── RECORDS FOR PROCESSING ──

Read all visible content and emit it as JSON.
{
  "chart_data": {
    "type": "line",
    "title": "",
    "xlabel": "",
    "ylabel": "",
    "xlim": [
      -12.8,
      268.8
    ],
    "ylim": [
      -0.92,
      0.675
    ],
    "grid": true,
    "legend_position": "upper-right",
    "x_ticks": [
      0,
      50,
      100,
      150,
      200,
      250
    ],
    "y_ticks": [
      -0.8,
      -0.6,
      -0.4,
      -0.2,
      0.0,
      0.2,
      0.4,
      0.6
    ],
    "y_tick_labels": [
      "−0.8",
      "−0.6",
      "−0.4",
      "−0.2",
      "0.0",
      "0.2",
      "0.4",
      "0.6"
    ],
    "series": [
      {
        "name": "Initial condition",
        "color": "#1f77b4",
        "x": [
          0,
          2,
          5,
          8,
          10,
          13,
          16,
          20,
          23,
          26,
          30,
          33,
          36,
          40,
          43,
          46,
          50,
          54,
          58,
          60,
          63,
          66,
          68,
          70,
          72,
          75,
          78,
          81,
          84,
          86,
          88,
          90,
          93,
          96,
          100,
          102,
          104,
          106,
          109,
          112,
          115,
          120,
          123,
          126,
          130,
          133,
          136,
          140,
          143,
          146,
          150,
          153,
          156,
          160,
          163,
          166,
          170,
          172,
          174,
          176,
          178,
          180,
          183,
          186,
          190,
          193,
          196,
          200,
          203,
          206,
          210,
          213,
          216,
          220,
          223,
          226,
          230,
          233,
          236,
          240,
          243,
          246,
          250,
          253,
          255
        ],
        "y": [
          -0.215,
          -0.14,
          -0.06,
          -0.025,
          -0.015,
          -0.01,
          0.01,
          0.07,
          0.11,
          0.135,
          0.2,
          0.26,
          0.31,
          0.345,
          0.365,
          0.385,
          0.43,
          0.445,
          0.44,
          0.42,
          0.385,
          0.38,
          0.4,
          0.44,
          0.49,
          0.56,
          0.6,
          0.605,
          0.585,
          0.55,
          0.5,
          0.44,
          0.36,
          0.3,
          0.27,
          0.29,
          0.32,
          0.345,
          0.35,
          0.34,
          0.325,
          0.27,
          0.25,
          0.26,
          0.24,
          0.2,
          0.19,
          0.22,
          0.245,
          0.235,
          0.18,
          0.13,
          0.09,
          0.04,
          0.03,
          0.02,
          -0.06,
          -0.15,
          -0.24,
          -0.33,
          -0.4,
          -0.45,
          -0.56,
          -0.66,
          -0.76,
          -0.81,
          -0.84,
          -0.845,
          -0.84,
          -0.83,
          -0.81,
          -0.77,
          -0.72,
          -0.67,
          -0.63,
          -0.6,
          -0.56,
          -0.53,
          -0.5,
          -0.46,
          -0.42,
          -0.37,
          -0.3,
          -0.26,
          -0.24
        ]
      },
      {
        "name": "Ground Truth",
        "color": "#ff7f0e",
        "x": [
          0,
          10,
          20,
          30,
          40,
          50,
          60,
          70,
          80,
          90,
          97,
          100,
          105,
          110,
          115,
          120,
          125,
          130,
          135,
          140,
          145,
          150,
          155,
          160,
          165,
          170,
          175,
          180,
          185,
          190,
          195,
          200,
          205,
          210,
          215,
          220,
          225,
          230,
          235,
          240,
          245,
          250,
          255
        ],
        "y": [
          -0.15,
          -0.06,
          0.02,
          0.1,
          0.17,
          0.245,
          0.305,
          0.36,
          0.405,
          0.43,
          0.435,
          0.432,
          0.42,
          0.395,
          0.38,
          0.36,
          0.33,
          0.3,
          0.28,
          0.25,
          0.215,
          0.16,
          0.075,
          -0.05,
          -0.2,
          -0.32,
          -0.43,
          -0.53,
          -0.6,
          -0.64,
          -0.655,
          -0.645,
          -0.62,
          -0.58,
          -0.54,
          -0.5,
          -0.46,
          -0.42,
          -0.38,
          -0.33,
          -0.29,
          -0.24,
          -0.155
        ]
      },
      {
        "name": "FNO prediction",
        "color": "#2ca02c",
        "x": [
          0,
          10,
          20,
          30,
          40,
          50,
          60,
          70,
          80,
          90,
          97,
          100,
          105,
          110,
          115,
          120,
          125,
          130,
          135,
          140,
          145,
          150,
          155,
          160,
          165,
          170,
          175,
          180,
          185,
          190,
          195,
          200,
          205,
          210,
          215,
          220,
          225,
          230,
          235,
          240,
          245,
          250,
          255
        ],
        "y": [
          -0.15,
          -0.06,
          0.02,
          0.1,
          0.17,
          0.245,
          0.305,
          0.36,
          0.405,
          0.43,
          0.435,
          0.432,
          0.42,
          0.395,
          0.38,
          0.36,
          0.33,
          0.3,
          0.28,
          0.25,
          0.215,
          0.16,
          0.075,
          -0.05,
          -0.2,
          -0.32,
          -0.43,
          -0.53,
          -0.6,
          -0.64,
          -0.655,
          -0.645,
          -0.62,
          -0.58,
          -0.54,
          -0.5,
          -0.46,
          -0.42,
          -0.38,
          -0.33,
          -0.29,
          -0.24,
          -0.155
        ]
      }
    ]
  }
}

───

Search the data for the word "name" and copy each line where it appears.

        "name": "Initial condition",
        "name": "Ground Truth",
        "name": "FNO prediction",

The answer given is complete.